PROBLEM DETAILS — Of all the lines in the material, how many include the word "vaikutus"? Reply with the number alone.

------ LISTING

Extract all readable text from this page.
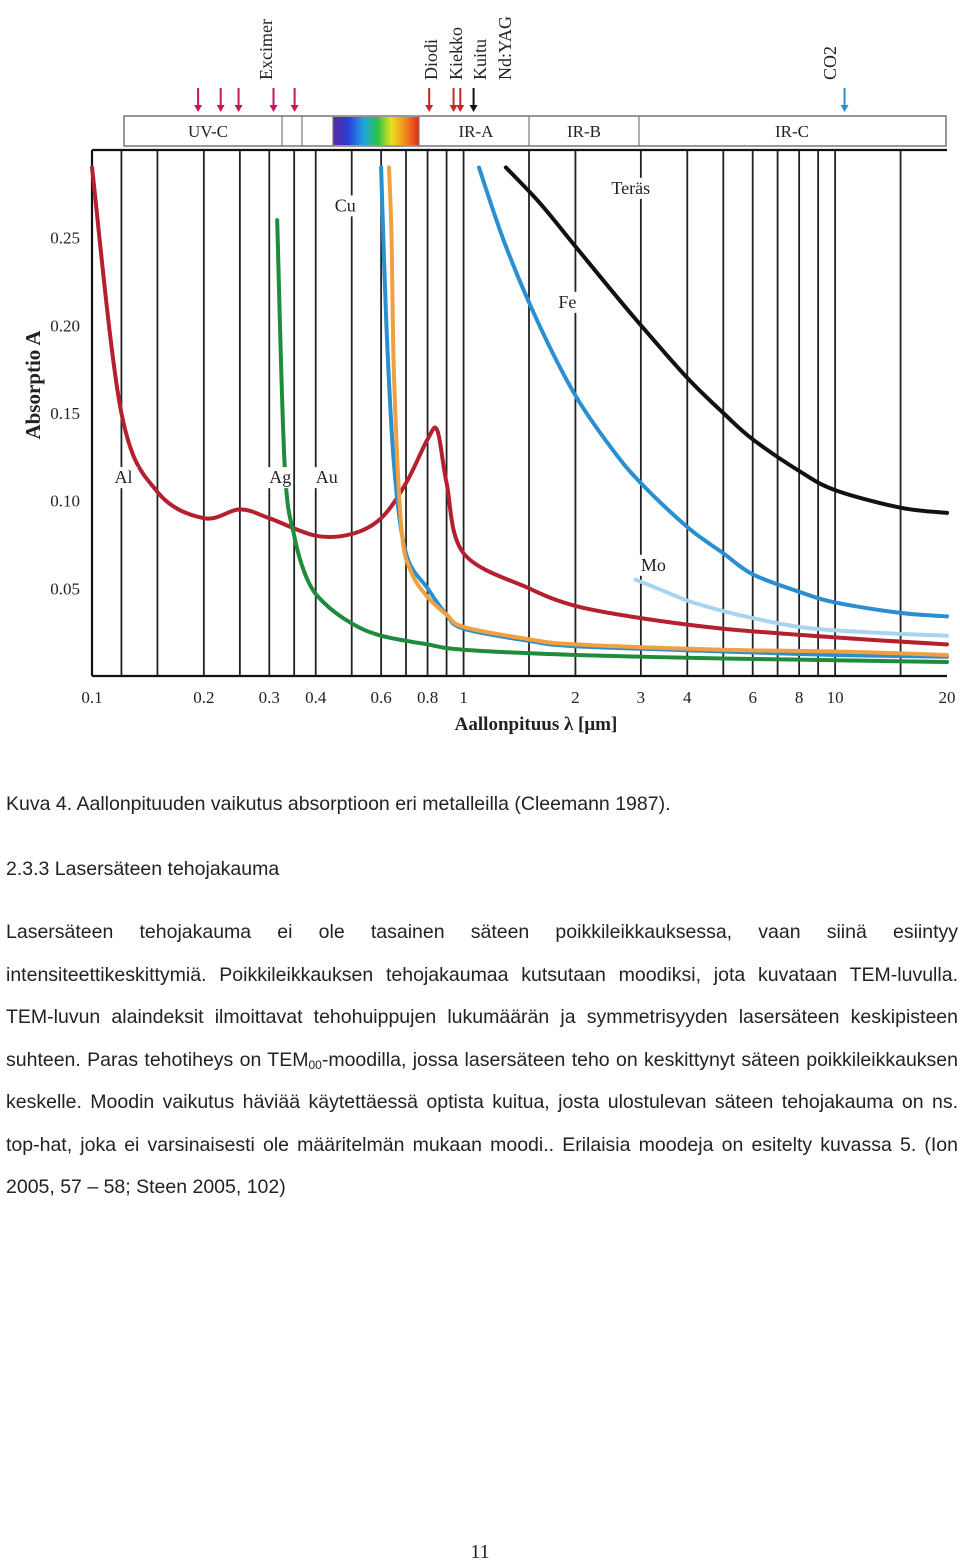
UV-C	IR-A	IR-B	IR-C
Excimer	Diodi Kiekko Kuitu Nd:YAG	CO2
0.05
0.10
0.15
0.20
0.25
0.1	0.2	0.3 0.4	0.6 0.8 1	2	3 4	6 8 10	20
Al	Ag Au
Cu
Fe
Teräs
Mo
Absorptio A
Aallonpituus λ [μm]
Kuva 4. Aallonpituuden vaikutus absorptioon eri metalleilla (Cleemann 1987).
2.3.3 Lasersäteen tehojakauma
Lasersäteen tehojakauma ei ole tasainen säteen poikkileikkauksessa, vaan siinä esiintyy intensiteettikeskittymiä. Poikkileikkauksen tehojakaumaa kutsutaan moodiksi, jota kuvataan TEM-luvulla. TEM-luvun alaindeksit ilmoittavat tehohuippujen lukumäärän ja symmetrisyyden lasersäteen keskipisteen suhteen. Paras tehotiheys on $TEM_{00}$-moodilla, jossa lasersäteen teho on keskittynyt säteen poikkileikkauksen keskelle. Moodin vaikutus häviää käytettäessä optista kuitua, josta ulostulevan säteen tehojakauma on ns. top-hat, joka ei varsinaisesti ole määritelmän mukaan moodi.. Erilaisia moodeja on esitelty kuvassa 5. (Ion 2005, 57 – 58; Steen 2005, 102)
11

------------

ANSWER FOR THE TASK — 2